[Stored records]

>>>>>

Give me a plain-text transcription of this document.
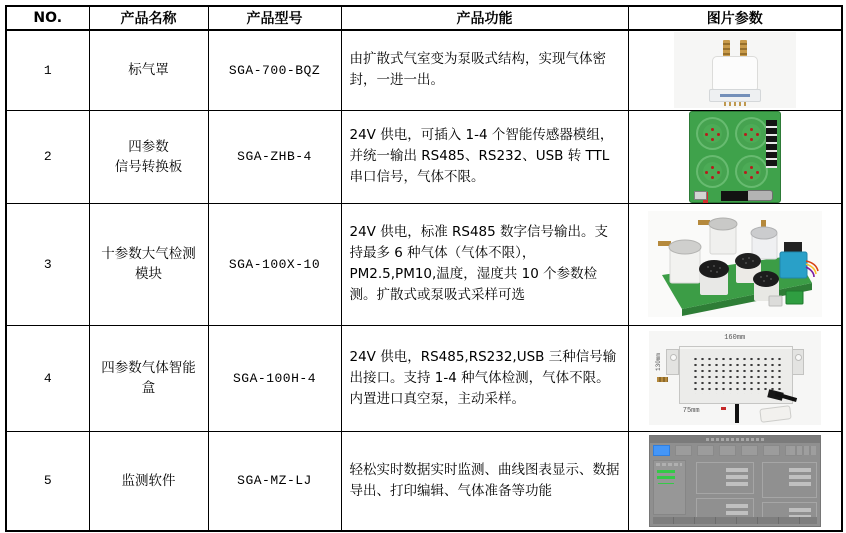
NO.	产品名称	产品型号	产品功能	图片参数
1	标气罩	SGA-700-BQZ	由扩散式气室变为泵吸式结构，实现气体密封，一进一出。	

2	四参数
信号转换板	SGA-ZHB-4	24V 供电，可插入 1-4 个智能传感器模组，并统一输出 RS485、RS232、USB 转 TTL 串口信号，气体不限。	

3	十参数大气检测
模块	SGA-100X-10	24V 供电，标准 RS485 数字信号输出。支持最多 6 种气体（气体不限），PM2.5,PM10,温度，湿度共 10 个参数检测。扩散式或泵吸式采样可选	

4	四参数气体智能
盒	SGA-100H-4	24V 供电，RS485,RS232,USB 三种信号输出接口。支持 1-4 种气体检测，气体不限。内置进口真空泵，主动采样。	160mm
130mm
75mm

5	监测软件	SGA-MZ-LJ	轻松实时数据实时监测、曲线图表显示、数据导出、打印编辑、气体准备等功能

<<<<<

Set down the material above as is, without any pictures.

Finished exercise
Give me a plain-text transcription of this document.
NO.	产品名称	产品型号	产品功能	图片参数
1	标气罩	SGA-700-BQZ	由扩散式气室变为泵吸式结构，实现气体密封，一进一出。	

2	四参数
信号转换板	SGA-ZHB-4	24V 供电，可插入 1-4 个智能传感器模组，并统一输出 RS485、RS232、USB 转 TTL 串口信号，气体不限。	

3	十参数大气检测
模块	SGA-100X-10	24V 供电，标准 RS485 数字信号输出。支持最多 6 种气体（气体不限），PM2.5,PM10,温度，湿度共 10 个参数检测。扩散式或泵吸式采样可选	

4	四参数气体智能
盒	SGA-100H-4	24V 供电，RS485,RS232,USB 三种信号输出接口。支持 1-4 种气体检测，气体不限。内置进口真空泵，主动采样。	160mm
130mm
75mm

5	监测软件	SGA-MZ-LJ	轻松实时数据实时监测、曲线图表显示、数据导出、打印编辑、气体准备等功能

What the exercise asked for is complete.